_What you need to do_
How many lines in this data contain the string "color"? Reply with the number only.

* * *

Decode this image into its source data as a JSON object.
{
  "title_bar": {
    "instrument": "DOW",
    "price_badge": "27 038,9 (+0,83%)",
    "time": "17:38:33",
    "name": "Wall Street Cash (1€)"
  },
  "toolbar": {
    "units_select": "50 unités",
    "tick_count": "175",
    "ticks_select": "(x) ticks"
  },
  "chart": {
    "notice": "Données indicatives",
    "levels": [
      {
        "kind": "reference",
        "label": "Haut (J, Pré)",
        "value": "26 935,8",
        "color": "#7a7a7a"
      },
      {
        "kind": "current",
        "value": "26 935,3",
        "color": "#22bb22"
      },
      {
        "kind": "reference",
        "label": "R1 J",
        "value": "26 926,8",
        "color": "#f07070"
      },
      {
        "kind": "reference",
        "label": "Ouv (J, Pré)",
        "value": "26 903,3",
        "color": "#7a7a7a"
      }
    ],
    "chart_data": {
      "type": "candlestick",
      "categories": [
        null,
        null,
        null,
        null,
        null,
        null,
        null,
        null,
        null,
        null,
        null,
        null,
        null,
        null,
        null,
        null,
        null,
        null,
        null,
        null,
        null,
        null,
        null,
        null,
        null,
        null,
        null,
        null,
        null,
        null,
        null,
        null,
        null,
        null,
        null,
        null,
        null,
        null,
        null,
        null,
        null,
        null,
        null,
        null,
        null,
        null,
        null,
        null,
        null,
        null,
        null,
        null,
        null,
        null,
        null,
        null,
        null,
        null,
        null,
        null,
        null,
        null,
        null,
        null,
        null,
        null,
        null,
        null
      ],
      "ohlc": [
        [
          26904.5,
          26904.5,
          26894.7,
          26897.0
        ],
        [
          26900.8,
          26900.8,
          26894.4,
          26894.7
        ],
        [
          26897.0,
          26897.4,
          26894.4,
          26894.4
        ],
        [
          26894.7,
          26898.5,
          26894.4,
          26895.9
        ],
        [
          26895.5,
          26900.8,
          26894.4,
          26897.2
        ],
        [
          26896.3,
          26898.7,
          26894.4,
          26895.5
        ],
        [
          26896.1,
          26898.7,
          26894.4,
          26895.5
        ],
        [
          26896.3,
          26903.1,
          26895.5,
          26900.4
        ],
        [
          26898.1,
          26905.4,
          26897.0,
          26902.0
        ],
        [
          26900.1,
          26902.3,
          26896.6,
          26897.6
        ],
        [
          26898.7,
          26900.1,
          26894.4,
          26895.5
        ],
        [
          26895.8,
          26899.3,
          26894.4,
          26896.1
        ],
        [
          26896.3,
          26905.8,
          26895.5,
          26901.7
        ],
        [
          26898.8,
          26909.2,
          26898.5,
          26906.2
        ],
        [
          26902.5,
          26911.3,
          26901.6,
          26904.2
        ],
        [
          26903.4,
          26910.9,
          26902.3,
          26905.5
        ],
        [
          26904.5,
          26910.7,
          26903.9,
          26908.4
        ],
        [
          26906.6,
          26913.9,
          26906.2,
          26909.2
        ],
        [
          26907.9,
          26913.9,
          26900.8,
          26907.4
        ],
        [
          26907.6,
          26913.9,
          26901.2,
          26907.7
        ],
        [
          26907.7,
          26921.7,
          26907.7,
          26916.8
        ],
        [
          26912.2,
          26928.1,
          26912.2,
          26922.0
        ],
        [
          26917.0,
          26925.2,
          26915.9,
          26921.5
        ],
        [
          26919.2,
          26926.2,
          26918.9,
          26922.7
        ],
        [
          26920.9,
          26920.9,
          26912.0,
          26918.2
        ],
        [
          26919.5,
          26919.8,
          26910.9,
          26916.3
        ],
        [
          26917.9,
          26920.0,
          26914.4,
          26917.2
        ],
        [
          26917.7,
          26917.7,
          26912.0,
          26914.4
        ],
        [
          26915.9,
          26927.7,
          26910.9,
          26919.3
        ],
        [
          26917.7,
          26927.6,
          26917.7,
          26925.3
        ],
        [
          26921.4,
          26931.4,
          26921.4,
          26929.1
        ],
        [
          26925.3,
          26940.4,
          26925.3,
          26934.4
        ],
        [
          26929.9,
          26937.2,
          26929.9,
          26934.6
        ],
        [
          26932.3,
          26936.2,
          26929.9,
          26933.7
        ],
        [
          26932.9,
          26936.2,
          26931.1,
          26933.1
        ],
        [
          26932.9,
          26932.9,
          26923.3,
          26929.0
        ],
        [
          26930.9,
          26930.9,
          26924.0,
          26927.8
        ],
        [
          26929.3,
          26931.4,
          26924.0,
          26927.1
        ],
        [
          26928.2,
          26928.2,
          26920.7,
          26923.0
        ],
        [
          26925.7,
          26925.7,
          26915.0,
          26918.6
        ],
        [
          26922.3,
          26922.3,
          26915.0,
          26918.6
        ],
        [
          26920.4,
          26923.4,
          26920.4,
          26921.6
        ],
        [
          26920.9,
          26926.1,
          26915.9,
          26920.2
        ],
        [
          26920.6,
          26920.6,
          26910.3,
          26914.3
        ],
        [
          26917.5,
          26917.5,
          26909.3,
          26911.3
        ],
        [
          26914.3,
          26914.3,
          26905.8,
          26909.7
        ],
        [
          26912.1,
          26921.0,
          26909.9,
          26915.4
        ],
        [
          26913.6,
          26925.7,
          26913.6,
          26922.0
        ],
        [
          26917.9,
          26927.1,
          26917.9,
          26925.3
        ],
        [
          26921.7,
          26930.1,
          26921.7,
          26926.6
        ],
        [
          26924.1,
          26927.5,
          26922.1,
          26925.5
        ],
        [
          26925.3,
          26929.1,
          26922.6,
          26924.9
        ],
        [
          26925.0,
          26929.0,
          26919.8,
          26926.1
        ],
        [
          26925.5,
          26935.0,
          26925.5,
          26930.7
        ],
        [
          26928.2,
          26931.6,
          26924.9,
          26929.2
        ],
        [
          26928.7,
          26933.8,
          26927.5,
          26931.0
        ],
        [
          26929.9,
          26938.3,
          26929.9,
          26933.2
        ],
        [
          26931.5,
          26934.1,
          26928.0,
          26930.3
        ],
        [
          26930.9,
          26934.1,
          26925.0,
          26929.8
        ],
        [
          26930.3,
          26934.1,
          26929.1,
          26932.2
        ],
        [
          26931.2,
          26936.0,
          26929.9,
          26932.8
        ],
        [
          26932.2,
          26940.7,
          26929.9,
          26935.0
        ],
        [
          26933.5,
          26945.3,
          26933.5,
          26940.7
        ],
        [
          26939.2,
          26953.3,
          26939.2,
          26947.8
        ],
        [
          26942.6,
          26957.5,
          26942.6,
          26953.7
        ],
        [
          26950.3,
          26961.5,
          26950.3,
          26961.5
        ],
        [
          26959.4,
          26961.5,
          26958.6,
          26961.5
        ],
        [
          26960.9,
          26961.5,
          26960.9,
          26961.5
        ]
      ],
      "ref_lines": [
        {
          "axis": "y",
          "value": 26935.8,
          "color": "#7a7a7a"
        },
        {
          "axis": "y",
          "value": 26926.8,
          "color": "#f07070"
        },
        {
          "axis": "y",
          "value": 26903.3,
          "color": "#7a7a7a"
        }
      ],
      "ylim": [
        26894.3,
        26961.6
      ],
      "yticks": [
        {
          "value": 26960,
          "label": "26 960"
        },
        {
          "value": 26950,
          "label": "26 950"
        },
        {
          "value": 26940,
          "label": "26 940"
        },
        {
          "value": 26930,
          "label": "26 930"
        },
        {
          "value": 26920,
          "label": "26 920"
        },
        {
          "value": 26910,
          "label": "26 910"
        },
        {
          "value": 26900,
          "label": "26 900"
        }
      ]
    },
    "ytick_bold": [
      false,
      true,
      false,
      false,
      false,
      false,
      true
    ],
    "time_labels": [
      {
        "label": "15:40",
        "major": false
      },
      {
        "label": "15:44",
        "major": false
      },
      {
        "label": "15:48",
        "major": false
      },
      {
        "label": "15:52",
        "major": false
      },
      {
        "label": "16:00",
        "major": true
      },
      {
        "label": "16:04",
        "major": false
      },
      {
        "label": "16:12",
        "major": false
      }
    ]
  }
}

* * *

_Answer for the task_
7